**What is required:** Lines that hold the word "wykonać" should be located and copied.

**Record extracts:**
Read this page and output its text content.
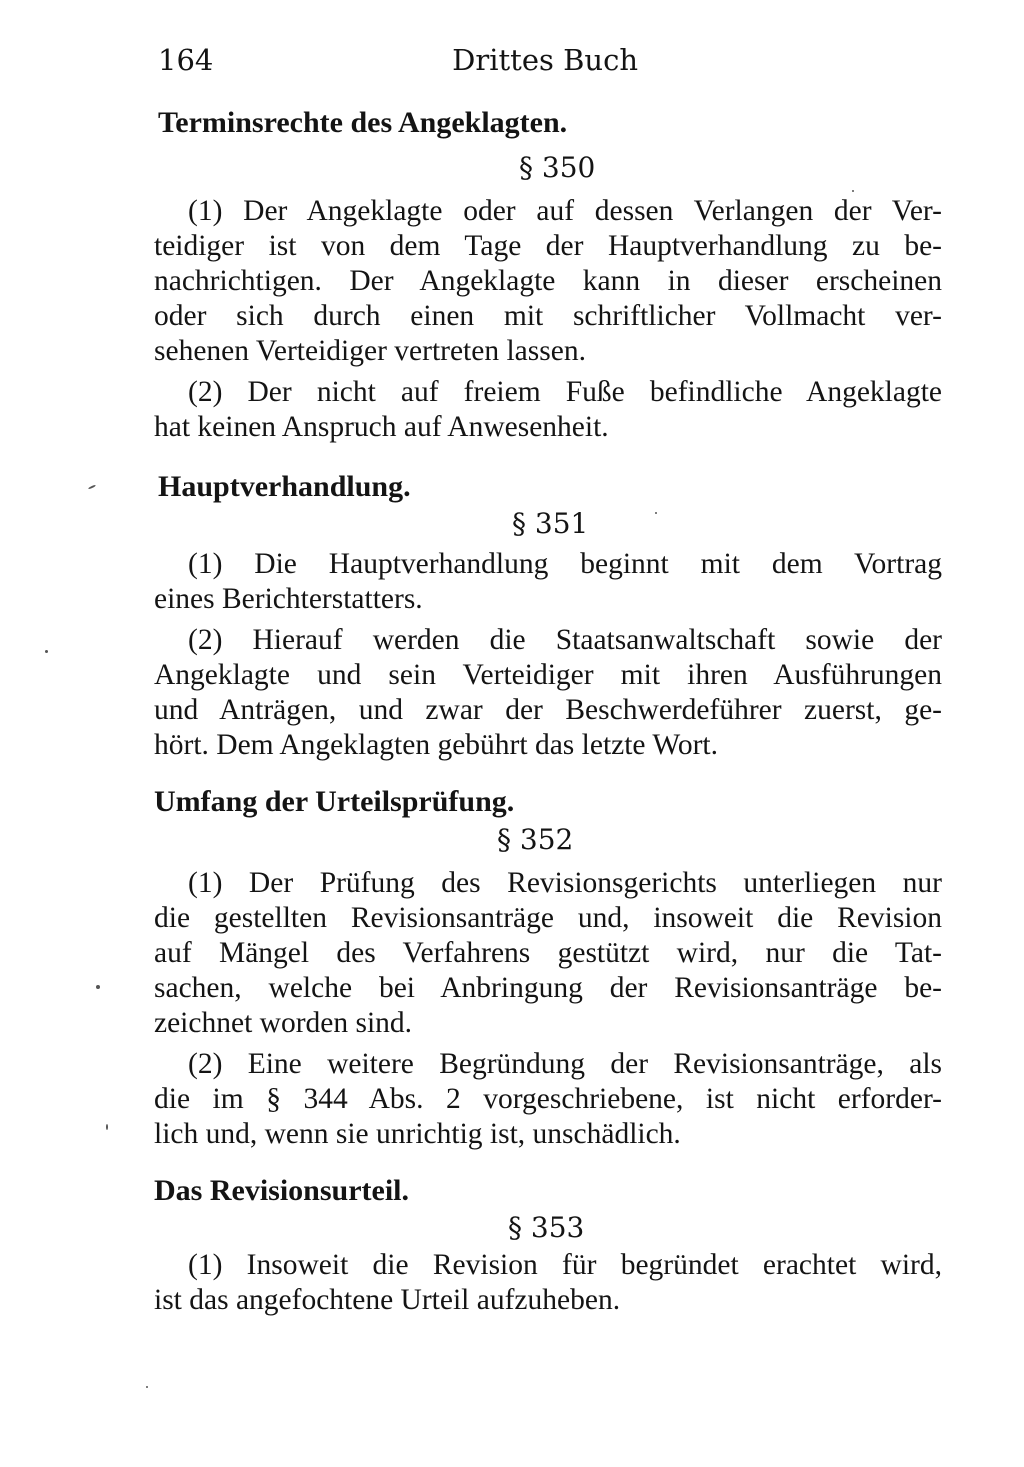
164	Drittes Buch
Terminsrechte des Angeklagten.
§ 350
(1) Der Angeklagte oder auf dessen Verlangen der Ver-
teidiger ist von dem Tage der Hauptverhandlung zu be-
nachrichtigen. Der Angeklagte kann in dieser erscheinen
oder sich durch einen mit schriftlicher Vollmacht ver-
sehenen Verteidiger vertreten lassen.
(2) Der nicht auf freiem Fuße befindliche Angeklagte
hat keinen Anspruch auf Anwesenheit.
Hauptverhandlung.
§ 351
(1) Die Hauptverhandlung beginnt mit dem Vortrag
eines Berichterstatters.
(2) Hierauf werden die Staatsanwaltschaft sowie der
Angeklagte und sein Verteidiger mit ihren Ausführungen
und Anträgen, und zwar der Beschwerdeführer zuerst, ge-
hört. Dem Angeklagten gebührt das letzte Wort.
Umfang der Urteilsprüfung.
§ 352
(1) Der Prüfung des Revisionsgerichts unterliegen nur
die gestellten Revisionsanträge und, insoweit die Revision
auf Mängel des Verfahrens gestützt wird, nur die Tat-
sachen, welche bei Anbringung der Revisionsanträge be-
zeichnet worden sind.
(2) Eine weitere Begründung der Revisionsanträge, als
die im § 344 Abs. 2 vorgeschriebene, ist nicht erforder-
lich und, wenn sie unrichtig ist, unschädlich.
Das Revisionsurteil.
§ 353
(1) Insoweit die Revision für begründet erachtet wird,
ist das angefochtene Urteil aufzuheben.
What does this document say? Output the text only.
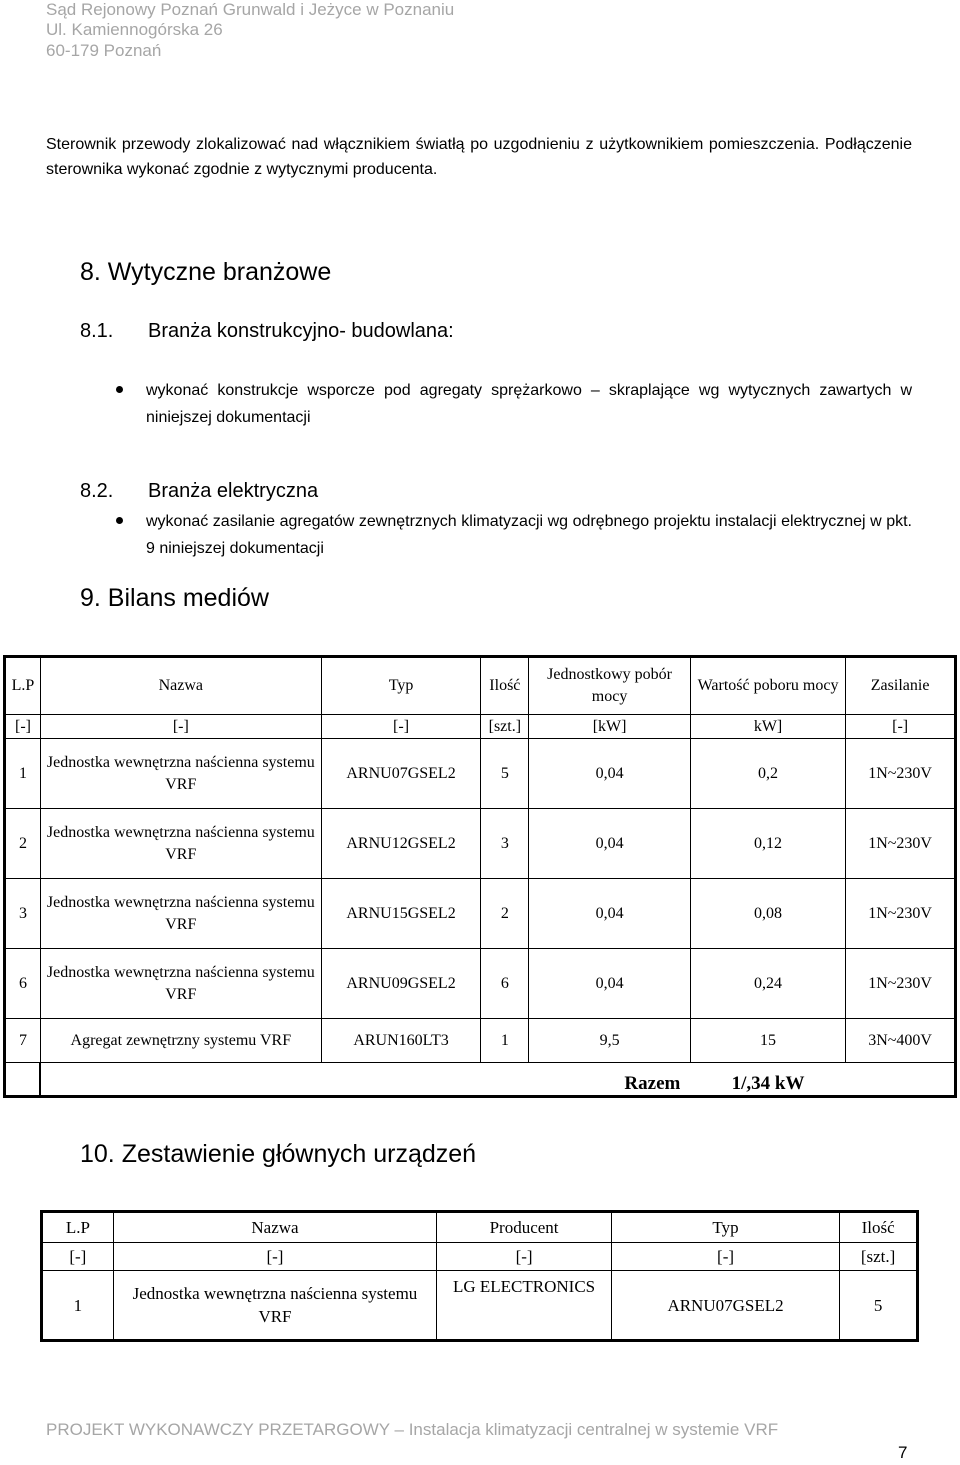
Sąd Rejonowy Poznań Grunwald i Jeżyce w Poznaniu
Ul. Kamiennogórska 26
60-179 Poznań
Sterownik przewody zlokalizować nad włącznikiem światłą po uzgodnieniu z użytkownikiem pomieszczenia. Podłączenie sterownika wykonać zgodnie z wytycznymi producenta.
8. Wytyczne branżowe
8.1. Branża konstrukcyjno- budowlana:
wykonać konstrukcje wsporcze pod agregaty sprężarkowo – skraplające wg wytycznych zawartych w niniejszej dokumentacji
8.2. Branża elektryczna
wykonać zasilanie agregatów zewnętrznych klimatyzacji wg odrębnego projektu instalacji elektrycznej w pkt. 9 niniejszej dokumentacji
9. Bilans mediów
L.P	Nazwa	Typ	Ilość	Jednostkowy pobór mocy	Wartość poboru mocy	Zasilanie
[-]	[-]	[-]	[szt.]	[kW]	kW]	[-]
1	Jednostka wewnętrzna naścienna systemu VRF	ARNU07GSEL2	5	0,04	0,2	1N~230V
2	Jednostka wewnętrzna naścienna systemu VRF	ARNU12GSEL2	3	0,04	0,12	1N~230V
3	Jednostka wewnętrzna naścienna systemu VRF	ARNU15GSEL2	2	0,04	0,08	1N~230V
6	Jednostka wewnętrzna naścienna systemu VRF	ARNU09GSEL2	6	0,04	0,24	1N~230V
7	Agregat zewnętrzny systemu VRF	ARUN160LT3	1	9,5	15	3N~400V
				Razem	1/,34 kW	
10. Zestawienie głównych urządzeń
L.P	Nazwa	Producent	Typ	Ilość
[-]	[-]	[-]	[-]	[szt.]
1	Jednostka wewnętrzna naścienna systemu VRF	LG ELECTRONICS	ARNU07GSEL2	5
PROJEKT WYKONAWCZY PRZETARGOWY – Instalacja klimatyzacji centralnej w systemie VRF
7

**Output of the task:**
Sterownik przewody zlokalizować nad włącznikiem światłą po uzgodnieniu z użytkownikiem pomieszczenia. Podłączenie sterownika wykonać zgodnie z wytycznymi producenta.
wykonać konstrukcje wsporcze pod agregaty sprężarkowo – skraplające wg wytycznych zawartych w niniejszej dokumentacji
wykonać zasilanie agregatów zewnętrznych klimatyzacji wg odrębnego projektu instalacji elektrycznej w pkt. 9 niniejszej dokumentacji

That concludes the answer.